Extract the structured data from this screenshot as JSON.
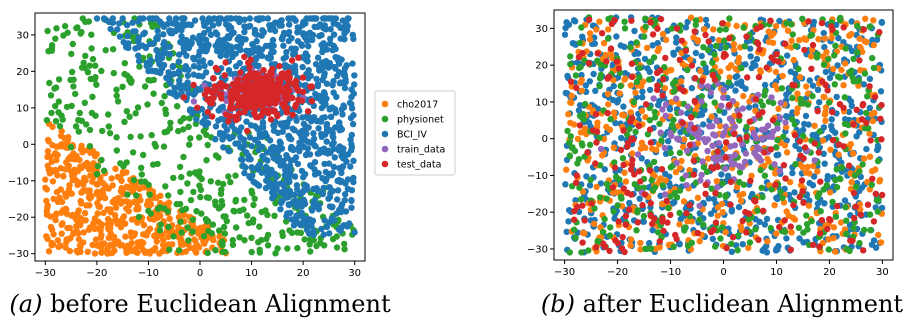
{
  "palette": {
    "cho2017": "#ff7f0e",
    "physionet": "#2ca02c",
    "BCI_IV": "#1f77b4",
    "train_data": "#9467bd",
    "test_data": "#d62728"
  },
  "chart_data": [
    {
      "type": "scatter",
      "caption_tag": "(a)",
      "caption_text": "before Euclidean Alignment",
      "xlim": [
        -32,
        32
      ],
      "ylim": [
        -32,
        36
      ],
      "x_ticks": [
        -30,
        -20,
        -10,
        0,
        10,
        20,
        30
      ],
      "y_ticks": [
        -30,
        -20,
        -10,
        0,
        10,
        20,
        30
      ],
      "grid": false,
      "legend": {
        "placement": "right",
        "entries": [
          "cho2017",
          "physionet",
          "BCI_IV",
          "train_data",
          "test_data"
        ]
      },
      "series": [
        {
          "name": "cho2017",
          "count": 500,
          "region": {
            "type": "bottom-left",
            "x_range": [
              -30,
              5
            ],
            "y_range": [
              -30,
              10
            ]
          }
        },
        {
          "name": "physionet",
          "count": 400,
          "region": {
            "type": "left-band",
            "x_range": [
              -30,
              30
            ],
            "y_range": [
              -30,
              35
            ]
          }
        },
        {
          "name": "BCI_IV",
          "count": 1100,
          "region": {
            "type": "top-right",
            "x_range": [
              -20,
              30
            ],
            "y_range": [
              -25,
              36
            ]
          }
        },
        {
          "name": "train_data",
          "count": 60,
          "region": {
            "type": "cluster",
            "center": [
              10,
              14
            ],
            "spread": [
              8,
              6
            ]
          }
        },
        {
          "name": "test_data",
          "count": 300,
          "region": {
            "type": "cluster",
            "center": [
              11,
              14
            ],
            "spread": [
              9,
              7
            ]
          }
        }
      ]
    },
    {
      "type": "scatter",
      "caption_tag": "(b)",
      "caption_text": "after Euclidean Alignment",
      "xlim": [
        -32,
        32
      ],
      "ylim": [
        -33,
        35
      ],
      "x_ticks": [
        -30,
        -20,
        -10,
        0,
        10,
        20,
        30
      ],
      "y_ticks": [
        -30,
        -20,
        -10,
        0,
        10,
        20,
        30
      ],
      "grid": false,
      "series": [
        {
          "name": "cho2017",
          "count": 500,
          "region": {
            "type": "uniform",
            "x_range": [
              -30,
              30
            ],
            "y_range": [
              -31,
              33
            ]
          }
        },
        {
          "name": "physionet",
          "count": 400,
          "region": {
            "type": "uniform",
            "x_range": [
              -30,
              30
            ],
            "y_range": [
              -31,
              33
            ]
          }
        },
        {
          "name": "BCI_IV",
          "count": 800,
          "region": {
            "type": "uniform",
            "x_range": [
              -30,
              30
            ],
            "y_range": [
              -31,
              33
            ]
          }
        },
        {
          "name": "train_data",
          "count": 120,
          "region": {
            "type": "cluster",
            "center": [
              0,
              0
            ],
            "spread": [
              14,
              14
            ]
          }
        },
        {
          "name": "test_data",
          "count": 260,
          "region": {
            "type": "uniform",
            "x_range": [
              -30,
              30
            ],
            "y_range": [
              -31,
              33
            ]
          }
        }
      ]
    }
  ]
}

================

# [What is expected]
Quote the records in full and exactly; skip any image.

# [Exercise output]
Extract the structured data from this screenshot as JSON.
{
  "palette": {
    "cho2017": "#ff7f0e",
    "physionet": "#2ca02c",
    "BCI_IV": "#1f77b4",
    "train_data": "#9467bd",
    "test_data": "#d62728"
  },
  "chart_data": [
    {
      "type": "scatter",
      "caption_tag": "(a)",
      "caption_text": "before Euclidean Alignment",
      "xlim": [
        -32,
        32
      ],
      "ylim": [
        -32,
        36
      ],
      "x_ticks": [
        -30,
        -20,
        -10,
        0,
        10,
        20,
        30
      ],
      "y_ticks": [
        -30,
        -20,
        -10,
        0,
        10,
        20,
        30
      ],
      "grid": false,
      "legend": {
        "placement": "right",
        "entries": [
          "cho2017",
          "physionet",
          "BCI_IV",
          "train_data",
          "test_data"
        ]
      },
      "series": [
        {
          "name": "cho2017",
          "count": 500,
          "region": {
            "type": "bottom-left",
            "x_range": [
              -30,
              5
            ],
            "y_range": [
              -30,
              10
            ]
          }
        },
        {
          "name": "physionet",
          "count": 400,
          "region": {
            "type": "left-band",
            "x_range": [
              -30,
              30
            ],
            "y_range": [
              -30,
              35
            ]
          }
        },
        {
          "name": "BCI_IV",
          "count": 1100,
          "region": {
            "type": "top-right",
            "x_range": [
              -20,
              30
            ],
            "y_range": [
              -25,
              36
            ]
          }
        },
        {
          "name": "train_data",
          "count": 60,
          "region": {
            "type": "cluster",
            "center": [
              10,
              14
            ],
            "spread": [
              8,
              6
            ]
          }
        },
        {
          "name": "test_data",
          "count": 300,
          "region": {
            "type": "cluster",
            "center": [
              11,
              14
            ],
            "spread": [
              9,
              7
            ]
          }
        }
      ]
    },
    {
      "type": "scatter",
      "caption_tag": "(b)",
      "caption_text": "after Euclidean Alignment",
      "xlim": [
        -32,
        32
      ],
      "ylim": [
        -33,
        35
      ],
      "x_ticks": [
        -30,
        -20,
        -10,
        0,
        10,
        20,
        30
      ],
      "y_ticks": [
        -30,
        -20,
        -10,
        0,
        10,
        20,
        30
      ],
      "grid": false,
      "series": [
        {
          "name": "cho2017",
          "count": 500,
          "region": {
            "type": "uniform",
            "x_range": [
              -30,
              30
            ],
            "y_range": [
              -31,
              33
            ]
          }
        },
        {
          "name": "physionet",
          "count": 400,
          "region": {
            "type": "uniform",
            "x_range": [
              -30,
              30
            ],
            "y_range": [
              -31,
              33
            ]
          }
        },
        {
          "name": "BCI_IV",
          "count": 800,
          "region": {
            "type": "uniform",
            "x_range": [
              -30,
              30
            ],
            "y_range": [
              -31,
              33
            ]
          }
        },
        {
          "name": "train_data",
          "count": 120,
          "region": {
            "type": "cluster",
            "center": [
              0,
              0
            ],
            "spread": [
              14,
              14
            ]
          }
        },
        {
          "name": "test_data",
          "count": 260,
          "region": {
            "type": "uniform",
            "x_range": [
              -30,
              30
            ],
            "y_range": [
              -31,
              33
            ]
          }
        }
      ]
    }
  ]
}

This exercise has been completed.